Copy every line of the listing exactly.
>> START Task inputs
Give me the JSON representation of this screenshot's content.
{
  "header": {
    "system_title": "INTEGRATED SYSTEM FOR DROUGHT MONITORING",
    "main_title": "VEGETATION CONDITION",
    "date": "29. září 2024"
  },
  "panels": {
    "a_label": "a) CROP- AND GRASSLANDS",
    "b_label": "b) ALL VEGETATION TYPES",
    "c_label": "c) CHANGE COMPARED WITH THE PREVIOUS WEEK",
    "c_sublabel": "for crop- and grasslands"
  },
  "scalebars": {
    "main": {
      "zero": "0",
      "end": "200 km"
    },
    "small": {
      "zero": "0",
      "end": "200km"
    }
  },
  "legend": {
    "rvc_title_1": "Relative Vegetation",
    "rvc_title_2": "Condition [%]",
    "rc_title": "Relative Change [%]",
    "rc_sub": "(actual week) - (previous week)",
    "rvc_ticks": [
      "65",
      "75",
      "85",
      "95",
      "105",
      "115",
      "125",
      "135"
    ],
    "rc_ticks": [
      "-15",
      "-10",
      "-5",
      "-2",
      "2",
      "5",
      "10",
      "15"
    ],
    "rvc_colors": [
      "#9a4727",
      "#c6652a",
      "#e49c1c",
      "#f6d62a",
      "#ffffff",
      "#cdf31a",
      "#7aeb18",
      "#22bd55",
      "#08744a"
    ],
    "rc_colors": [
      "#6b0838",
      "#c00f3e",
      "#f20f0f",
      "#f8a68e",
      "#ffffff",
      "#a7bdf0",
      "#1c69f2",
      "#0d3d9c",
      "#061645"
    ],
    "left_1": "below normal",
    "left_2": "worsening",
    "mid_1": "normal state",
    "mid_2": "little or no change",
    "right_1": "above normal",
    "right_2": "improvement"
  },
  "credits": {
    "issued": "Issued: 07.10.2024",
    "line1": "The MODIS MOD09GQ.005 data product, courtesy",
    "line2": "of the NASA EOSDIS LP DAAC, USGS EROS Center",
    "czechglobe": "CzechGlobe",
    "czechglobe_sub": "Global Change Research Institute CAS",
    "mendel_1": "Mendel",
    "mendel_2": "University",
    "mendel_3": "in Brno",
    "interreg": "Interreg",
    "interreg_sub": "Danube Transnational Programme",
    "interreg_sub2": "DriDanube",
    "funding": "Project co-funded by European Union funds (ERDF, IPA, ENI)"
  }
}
>> END Task inputs
* _Response for this exercise_:
Give me the JSON representation of this screenshot's content.
{
  "header": {
    "system_title": "INTEGRATED SYSTEM FOR DROUGHT MONITORING",
    "main_title": "VEGETATION CONDITION",
    "date": "29. září 2024"
  },
  "panels": {
    "a_label": "a) CROP- AND GRASSLANDS",
    "b_label": "b) ALL VEGETATION TYPES",
    "c_label": "c) CHANGE COMPARED WITH THE PREVIOUS WEEK",
    "c_sublabel": "for crop- and grasslands"
  },
  "scalebars": {
    "main": {
      "zero": "0",
      "end": "200 km"
    },
    "small": {
      "zero": "0",
      "end": "200km"
    }
  },
  "legend": {
    "rvc_title_1": "Relative Vegetation",
    "rvc_title_2": "Condition [%]",
    "rc_title": "Relative Change [%]",
    "rc_sub": "(actual week) - (previous week)",
    "rvc_ticks": [
      "65",
      "75",
      "85",
      "95",
      "105",
      "115",
      "125",
      "135"
    ],
    "rc_ticks": [
      "-15",
      "-10",
      "-5",
      "-2",
      "2",
      "5",
      "10",
      "15"
    ],
    "rvc_colors": [
      "#9a4727",
      "#c6652a",
      "#e49c1c",
      "#f6d62a",
      "#ffffff",
      "#cdf31a",
      "#7aeb18",
      "#22bd55",
      "#08744a"
    ],
    "rc_colors": [
      "#6b0838",
      "#c00f3e",
      "#f20f0f",
      "#f8a68e",
      "#ffffff",
      "#a7bdf0",
      "#1c69f2",
      "#0d3d9c",
      "#061645"
    ],
    "left_1": "below normal",
    "left_2": "worsening",
    "mid_1": "normal state",
    "mid_2": "little or no change",
    "right_1": "above normal",
    "right_2": "improvement"
  },
  "credits": {
    "issued": "Issued: 07.10.2024",
    "line1": "The MODIS MOD09GQ.005 data product, courtesy",
    "line2": "of the NASA EOSDIS LP DAAC, USGS EROS Center",
    "czechglobe": "CzechGlobe",
    "czechglobe_sub": "Global Change Research Institute CAS",
    "mendel_1": "Mendel",
    "mendel_2": "University",
    "mendel_3": "in Brno",
    "interreg": "Interreg",
    "interreg_sub": "Danube Transnational Programme",
    "interreg_sub2": "DriDanube",
    "funding": "Project co-funded by European Union funds (ERDF, IPA, ENI)"
  }
}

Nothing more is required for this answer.